What you need to do »
In the records below, pick out all lines containing the word "Posição".

----------------

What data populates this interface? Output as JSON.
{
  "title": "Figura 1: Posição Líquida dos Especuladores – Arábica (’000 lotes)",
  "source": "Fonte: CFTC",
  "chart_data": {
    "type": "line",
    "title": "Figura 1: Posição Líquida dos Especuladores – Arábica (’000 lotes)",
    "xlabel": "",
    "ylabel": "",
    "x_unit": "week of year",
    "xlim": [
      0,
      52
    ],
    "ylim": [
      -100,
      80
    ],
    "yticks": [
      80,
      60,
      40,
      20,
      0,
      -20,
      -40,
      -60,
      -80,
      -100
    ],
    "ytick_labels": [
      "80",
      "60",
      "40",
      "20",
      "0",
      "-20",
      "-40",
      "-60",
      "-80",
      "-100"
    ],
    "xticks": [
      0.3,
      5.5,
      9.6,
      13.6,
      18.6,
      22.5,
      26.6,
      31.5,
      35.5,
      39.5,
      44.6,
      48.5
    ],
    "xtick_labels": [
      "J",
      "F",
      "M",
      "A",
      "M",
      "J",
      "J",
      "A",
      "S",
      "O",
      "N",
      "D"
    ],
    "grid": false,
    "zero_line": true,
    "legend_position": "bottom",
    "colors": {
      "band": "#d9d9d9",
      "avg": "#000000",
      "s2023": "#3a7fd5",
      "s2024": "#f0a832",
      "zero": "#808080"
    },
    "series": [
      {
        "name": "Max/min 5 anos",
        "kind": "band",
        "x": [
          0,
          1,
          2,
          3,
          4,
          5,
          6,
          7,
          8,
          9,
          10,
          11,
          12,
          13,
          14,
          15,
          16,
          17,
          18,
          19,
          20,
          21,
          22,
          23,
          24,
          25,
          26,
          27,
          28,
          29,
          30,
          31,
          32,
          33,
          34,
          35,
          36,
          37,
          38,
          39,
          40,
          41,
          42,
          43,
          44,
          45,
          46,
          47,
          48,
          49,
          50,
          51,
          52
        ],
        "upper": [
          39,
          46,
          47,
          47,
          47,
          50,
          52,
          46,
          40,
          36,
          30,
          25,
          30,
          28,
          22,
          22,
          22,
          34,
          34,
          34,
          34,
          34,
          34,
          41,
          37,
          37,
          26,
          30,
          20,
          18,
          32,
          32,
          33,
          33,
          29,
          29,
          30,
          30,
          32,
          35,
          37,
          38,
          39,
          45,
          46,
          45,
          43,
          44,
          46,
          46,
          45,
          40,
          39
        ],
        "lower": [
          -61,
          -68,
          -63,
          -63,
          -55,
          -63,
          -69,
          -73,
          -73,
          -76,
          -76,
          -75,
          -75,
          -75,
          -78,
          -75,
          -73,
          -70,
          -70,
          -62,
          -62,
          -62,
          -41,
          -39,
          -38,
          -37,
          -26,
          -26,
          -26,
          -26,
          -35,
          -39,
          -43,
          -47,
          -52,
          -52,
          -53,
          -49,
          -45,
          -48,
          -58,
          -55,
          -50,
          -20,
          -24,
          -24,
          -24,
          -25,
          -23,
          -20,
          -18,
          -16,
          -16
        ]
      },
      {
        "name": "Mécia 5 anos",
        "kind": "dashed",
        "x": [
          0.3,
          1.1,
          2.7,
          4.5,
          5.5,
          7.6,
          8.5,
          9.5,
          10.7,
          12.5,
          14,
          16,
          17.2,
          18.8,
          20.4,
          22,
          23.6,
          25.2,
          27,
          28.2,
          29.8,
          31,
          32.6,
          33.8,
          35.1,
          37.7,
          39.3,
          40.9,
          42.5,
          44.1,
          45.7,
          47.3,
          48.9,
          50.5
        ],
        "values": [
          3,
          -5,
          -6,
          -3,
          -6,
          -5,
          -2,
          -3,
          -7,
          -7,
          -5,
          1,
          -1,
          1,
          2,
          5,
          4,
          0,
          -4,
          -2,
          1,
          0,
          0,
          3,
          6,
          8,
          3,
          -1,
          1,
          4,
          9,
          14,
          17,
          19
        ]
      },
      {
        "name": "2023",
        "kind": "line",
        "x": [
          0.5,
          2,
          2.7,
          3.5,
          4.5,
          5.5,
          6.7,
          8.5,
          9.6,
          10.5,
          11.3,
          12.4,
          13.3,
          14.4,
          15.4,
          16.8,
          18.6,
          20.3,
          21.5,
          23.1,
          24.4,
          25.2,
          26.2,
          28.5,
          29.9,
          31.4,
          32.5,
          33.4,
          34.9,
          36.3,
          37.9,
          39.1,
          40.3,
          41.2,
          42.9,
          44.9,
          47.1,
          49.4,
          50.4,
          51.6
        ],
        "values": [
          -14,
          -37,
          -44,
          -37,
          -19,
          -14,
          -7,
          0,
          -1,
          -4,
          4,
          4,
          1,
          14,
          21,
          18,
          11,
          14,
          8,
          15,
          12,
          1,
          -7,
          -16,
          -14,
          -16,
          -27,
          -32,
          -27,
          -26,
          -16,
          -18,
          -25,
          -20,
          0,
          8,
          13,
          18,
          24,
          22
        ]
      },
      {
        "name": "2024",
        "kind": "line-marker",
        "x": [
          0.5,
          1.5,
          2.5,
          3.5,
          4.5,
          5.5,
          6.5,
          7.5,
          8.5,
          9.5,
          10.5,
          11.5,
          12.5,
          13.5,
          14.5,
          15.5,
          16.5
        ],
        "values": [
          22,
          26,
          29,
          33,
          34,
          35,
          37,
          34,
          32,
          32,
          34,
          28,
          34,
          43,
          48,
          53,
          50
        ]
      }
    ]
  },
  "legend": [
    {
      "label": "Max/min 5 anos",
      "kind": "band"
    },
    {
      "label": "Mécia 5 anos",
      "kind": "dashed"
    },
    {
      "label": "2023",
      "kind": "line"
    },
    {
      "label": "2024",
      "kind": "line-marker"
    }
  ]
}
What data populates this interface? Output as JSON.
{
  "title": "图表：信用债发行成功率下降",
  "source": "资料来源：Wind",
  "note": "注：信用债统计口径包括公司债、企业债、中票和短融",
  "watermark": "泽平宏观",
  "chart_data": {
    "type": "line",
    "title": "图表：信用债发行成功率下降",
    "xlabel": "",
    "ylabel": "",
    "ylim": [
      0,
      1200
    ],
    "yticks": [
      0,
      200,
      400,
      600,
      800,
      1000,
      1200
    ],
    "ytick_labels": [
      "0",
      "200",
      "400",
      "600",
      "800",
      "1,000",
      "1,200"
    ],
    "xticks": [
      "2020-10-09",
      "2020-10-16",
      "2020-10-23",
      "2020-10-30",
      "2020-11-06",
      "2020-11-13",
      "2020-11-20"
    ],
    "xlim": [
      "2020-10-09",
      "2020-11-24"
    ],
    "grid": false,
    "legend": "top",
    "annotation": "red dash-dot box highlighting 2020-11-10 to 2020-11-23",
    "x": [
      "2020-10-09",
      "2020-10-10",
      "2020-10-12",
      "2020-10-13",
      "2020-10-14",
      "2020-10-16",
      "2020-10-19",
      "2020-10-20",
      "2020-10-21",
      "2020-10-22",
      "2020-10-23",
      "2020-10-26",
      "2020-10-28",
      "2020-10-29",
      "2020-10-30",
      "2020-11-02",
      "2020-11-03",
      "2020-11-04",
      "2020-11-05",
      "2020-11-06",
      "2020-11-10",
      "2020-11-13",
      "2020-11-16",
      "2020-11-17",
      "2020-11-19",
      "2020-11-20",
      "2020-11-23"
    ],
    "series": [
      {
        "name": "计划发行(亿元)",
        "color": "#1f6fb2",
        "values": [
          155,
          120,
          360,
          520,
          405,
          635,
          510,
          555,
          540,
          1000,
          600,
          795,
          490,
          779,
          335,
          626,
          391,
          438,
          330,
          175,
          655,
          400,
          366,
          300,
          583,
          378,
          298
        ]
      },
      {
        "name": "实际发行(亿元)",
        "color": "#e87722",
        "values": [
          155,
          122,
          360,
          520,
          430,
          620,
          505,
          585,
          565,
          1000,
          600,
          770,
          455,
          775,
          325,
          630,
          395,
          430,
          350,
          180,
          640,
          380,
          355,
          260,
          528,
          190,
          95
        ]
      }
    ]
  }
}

----------------

Reply »
  "title": "Figura 1: Posição Líquida dos Especuladores – Arábica (’000 lotes)",
    "title": "Figura 1: Posição Líquida dos Especuladores – Arábica (’000 lotes)",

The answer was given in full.